Stored records:
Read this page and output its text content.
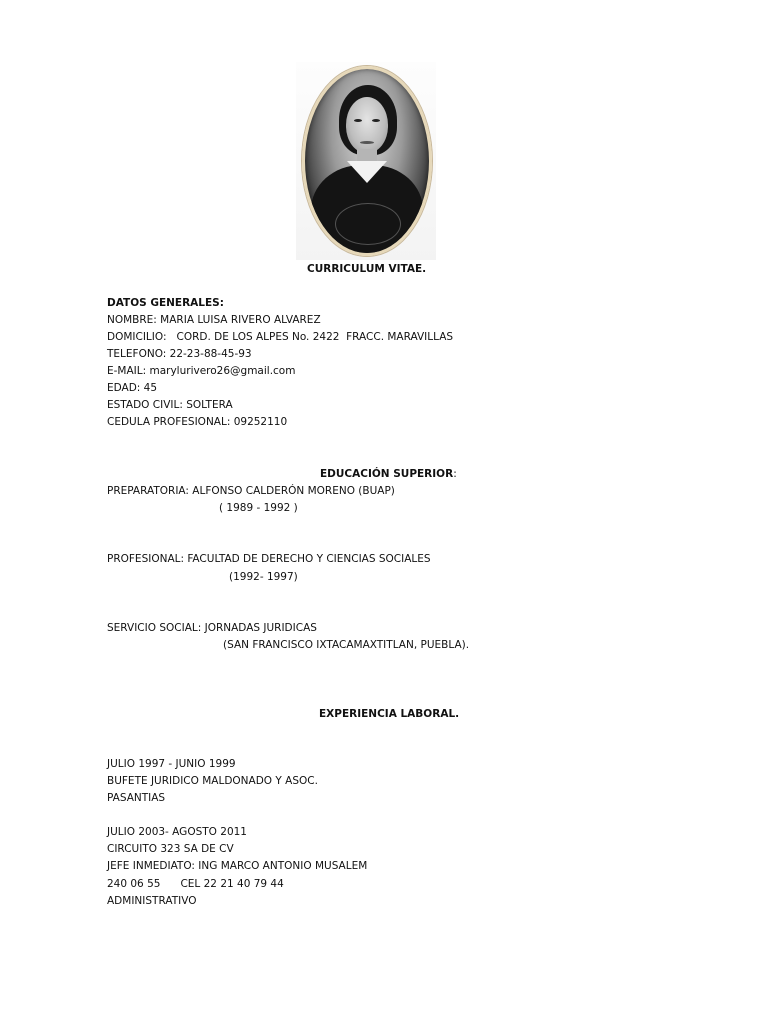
CURRICULUM VITAE.
DATOS GENERALES:
NOMBRE: MARIA LUISA RIVERO ALVAREZ
DOMICILIO:   CORD. DE LOS ALPES No. 2422  FRACC. MARAVILLAS
TELEFONO: 22-23-88-45-93
E-MAIL: marylurivero26@gmail.com
EDAD: 45
ESTADO CIVIL: SOLTERA
CEDULA PROFESIONAL: 09252110
EDUCACIÓN SUPERIOR:
PREPARATORIA: ALFONSO CALDERÓN MORENO (BUAP)
( 1989 - 1992 )
PROFESIONAL: FACULTAD DE DERECHO Y CIENCIAS SOCIALES
(1992- 1997)
SERVICIO SOCIAL: JORNADAS JURIDICAS
(SAN FRANCISCO IXTACAMAXTITLAN, PUEBLA).
EXPERIENCIA LABORAL.
JULIO 1997 - JUNIO 1999
BUFETE JURIDICO MALDONADO Y ASOC.
PASANTIAS
JULIO 2003- AGOSTO 2011
CIRCUITO 323 SA DE CV
JEFE INMEDIATO: ING MARCO ANTONIO MUSALEM
240 06 55      CEL 22 21 40 79 44
ADMINISTRATIVO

Your instructions:
Will you restate every entry word for word and omit the images?

The answer:
Read this page and output its text content.
CURRICULUM VITAE.
DATOS GENERALES:
NOMBRE: MARIA LUISA RIVERO ALVAREZ
DOMICILIO:   CORD. DE LOS ALPES No. 2422  FRACC. MARAVILLAS
TELEFONO: 22-23-88-45-93
E-MAIL: marylurivero26@gmail.com
EDAD: 45
ESTADO CIVIL: SOLTERA
CEDULA PROFESIONAL: 09252110
EDUCACIÓN SUPERIOR:
PREPARATORIA: ALFONSO CALDERÓN MORENO (BUAP)
( 1989 - 1992 )
PROFESIONAL: FACULTAD DE DERECHO Y CIENCIAS SOCIALES
(1992- 1997)
SERVICIO SOCIAL: JORNADAS JURIDICAS
(SAN FRANCISCO IXTACAMAXTITLAN, PUEBLA).
EXPERIENCIA LABORAL.
JULIO 1997 - JUNIO 1999
BUFETE JURIDICO MALDONADO Y ASOC.
PASANTIAS
JULIO 2003- AGOSTO 2011
CIRCUITO 323 SA DE CV
JEFE INMEDIATO: ING MARCO ANTONIO MUSALEM
240 06 55      CEL 22 21 40 79 44
ADMINISTRATIVO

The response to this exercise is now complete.